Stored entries
::::

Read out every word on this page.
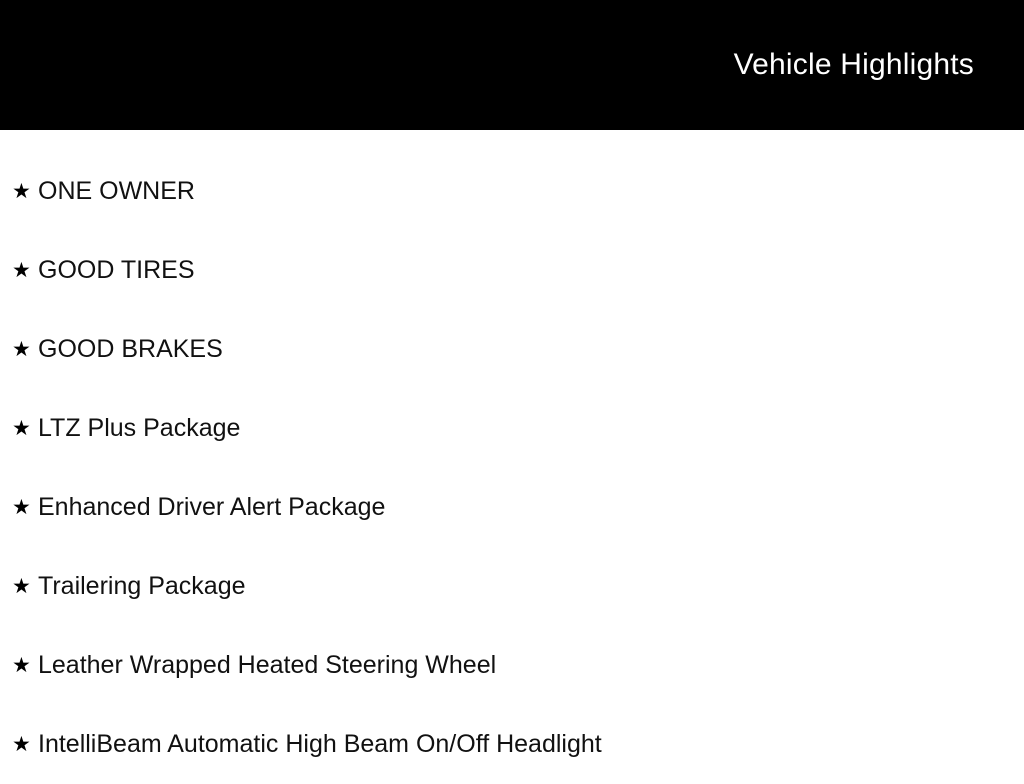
Vehicle Highlights
★ ONE OWNER
★ GOOD TIRES
★ GOOD BRAKES
★ LTZ Plus Package
★ Enhanced Driver Alert Package
★ Trailering Package
★ Leather Wrapped Heated Steering Wheel
★ IntelliBeam Automatic High Beam On/Off Headlight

::::

In the entries above, how many lines hold the word "Package"? State the number and nothing else.

→ **CORRECT ANSWER**
3